## Selection
────

Henry had believed that the birth of a son would offer evidence of divine approval for his actions. This had been denied him, while his
royal cousin, Exeter, was amongst those who regretted the schism with Rome. A popular mystic called Elizabeth Barton, known as the ‘Holy Maid of Kent', had told Henry to his face that if he married Anne ‘His Majesty should not be king of this Realm by the space of one month after, And in the reputation of God should not be king one day nor one hour'.
3
Many had hoped, and prayed, that Henry would listen to Barton. Instead, a month after Elizabeth's christening, Barton was arrested and those who had listened to her were at risk of accusations of treason. Letters from her former followers poured in to the king, begging forgiveness for having met her. They included one from Exeter's wife, who was fortunate to be spared punishment.

Henry was convinced that anyone who could not see that his first marriage was false must be evil in heart, and to demonstrate his determination to crush all opposition to his marriage he was now to turn on his seventeen-year-old daughter, Mary. Henry had decided that she was henceforth to be treated as a bastard. If he had had a son he might not have felt it necessary to make an issue of Mary's status – she would have come second to a brother even if both were regarded as legitimate – but with two daughters he felt he could not have Mary, as the elder, treated as superior to Elizabeth, the child of his only ‘valid' marriage. Mary was, therefore, degraded. Her servants were told to take her badges from their livery and replace them with the king's, and she was informed she was no longer to be called princess.

Mary, with all the courage and stubbornness of adolescence, continued nevertheless to use her title. She ignored threats of the king's ‘high displeasure and punishment in law' and even had the cheek to write to him expressing faux astonishment at the orders. Mary assured her father she trusted absolutely ‘that your grace was not privy to the same letter, as concerning the leaving out of the name of princess, for I doubt not in your goodness, that your grace does take me for his lawful daughter'.
4
Henry realised he would have to break Mary, and to achieve that he first had to isolate her.

In December Henry shut down Mary's household, dismissing 160
servants, and her ten ladies- and gentlewomen-in-waiting. Her governess, the Countess of Salisbury, offered to pay for Mary's household out of her own pocket, but was also sent packing. To add further insult to injury Mary learned that her senior lady-in-waiting, her cousin the eighteen-year-old Lady Margaret Douglas, was ordered to join Anne Boleyn's household, while she was transferred to that of the princess Elizabeth at Hatfield.
5
There, this grandchild of the heads of four royal houses found she had been placed under the care of Anne's aunt, Lady Shelton, who was permitted to beat her if she continued to resist the king's commands to accept her reduction in title. She was also to be treated at all times as inferior to her baby sister.

────

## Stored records
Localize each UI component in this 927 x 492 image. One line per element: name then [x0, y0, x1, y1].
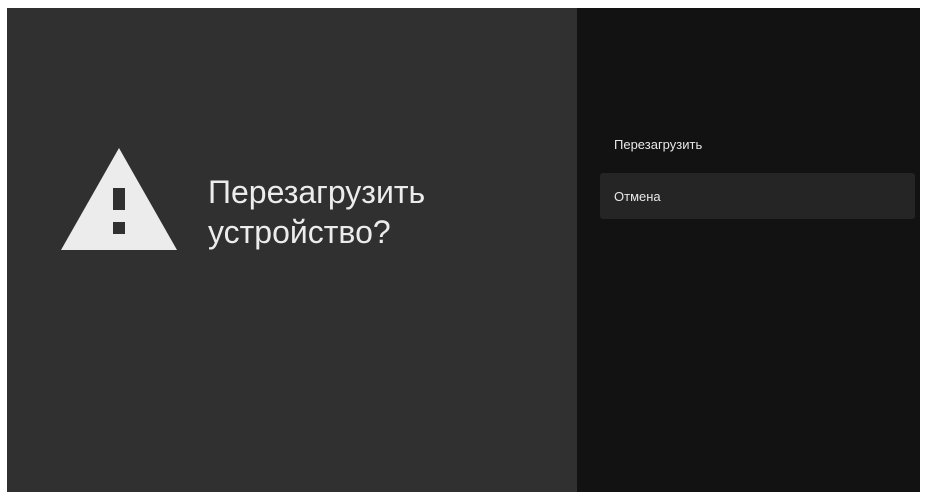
reboot-button-label: Перезагрузить	[614, 136, 703, 152]
reboot-confirmation-screen: Перезагрузить устройство? Перезагрузить …	[7, 8, 920, 492]
dialog-title: Перезагрузить устройство?	[208, 172, 548, 252]
reboot-button[interactable]: Перезагрузить	[600, 121, 915, 167]
actions-pane: Перезагрузить Отмена	[577, 8, 920, 492]
dialog-title-line-1: Перезагрузить	[208, 174, 426, 210]
dialog-guidance-pane: Перезагрузить устройство?	[7, 8, 577, 492]
cancel-button[interactable]: Отмена	[600, 173, 915, 219]
warning-icon	[59, 146, 179, 252]
dialog-title-line-2: устройство?	[208, 214, 391, 250]
cancel-button-label: Отмена	[614, 188, 661, 204]
action-list: Перезагрузить Отмена	[600, 121, 915, 225]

────

## Job A
Copy out the passage on Henry and his daughter Mary, beginning at the words "Henry had believed" and stopping after "nor one hour'.", and swap in "well-known visionary" wherever "popular mystic" appears.
## Job B
According to the passage on Henry and his daughter Mary, why did Henry feel he had to make an issue of Mary's status?
## Job C
Carry on the passage on Henry and his daughter Mary from the point where it ends.
The stored records have no connection to the passage on Henry and his daughter Mary.

## Task output A
Henry had believed that the birth of a son would offer evidence of divine approval for his actions. This had been denied him, while his
royal cousin, Exeter, was amongst those who regretted the schism with Rome. A well-known visionary called Elizabeth Barton, known as the ‘Holy Maid of Kent', had told Henry to his face that if he married Anne ‘His Majesty should not be king of this Realm by the space of one month after, And in the reputation of God should not be king one day nor one hour'.

## Task output B
With two daughters and no son, Henry felt he could not let Mary, as the elder, be treated as superior to Elizabeth, the child of what he held to be his only valid marriage. Had he had a son, Mary would have come second to her brother even if both were regarded as legitimate.

## Task output C
As Mary wept in humiliation and anger in her rooms at Hatfield, her father was telling the French ambassador that if they wanted a marriage treaty they should favour Margaret Douglas, his ‘niece, the daughter of the Queen of Scotland, whom he keeps with the queen his wife, and treats like a queen's daughter'. The French ambassador duly noted that Margaret Douglas was ‘beautiful, and highly esteemed', while saying of Mary, to judge by what Henry said of her, ‘he hates her thoroughly'.
6

There were those at court, however, who were now so angered by Henry's marriage to Anne and the schism with Rome, that they wanted the Tudor dynasty brought to an end. ‘They refer to the case of Warwick [the Kingmaker], who chased away King Edward', the Imperial ambassador informed Charles V, ‘and they say you have a better title than the present king, who only claims by his mother, who was declared by sentence of the Bishop of Bath a bastard, because Edward had espoused another wife before the mother of Elizabeth of York.'
7
In short the king had no right to the throne through his Tudor father, but only through his mother, and that fell down if you believed Edward IV's children were the bastards Richard III had claimed them to be.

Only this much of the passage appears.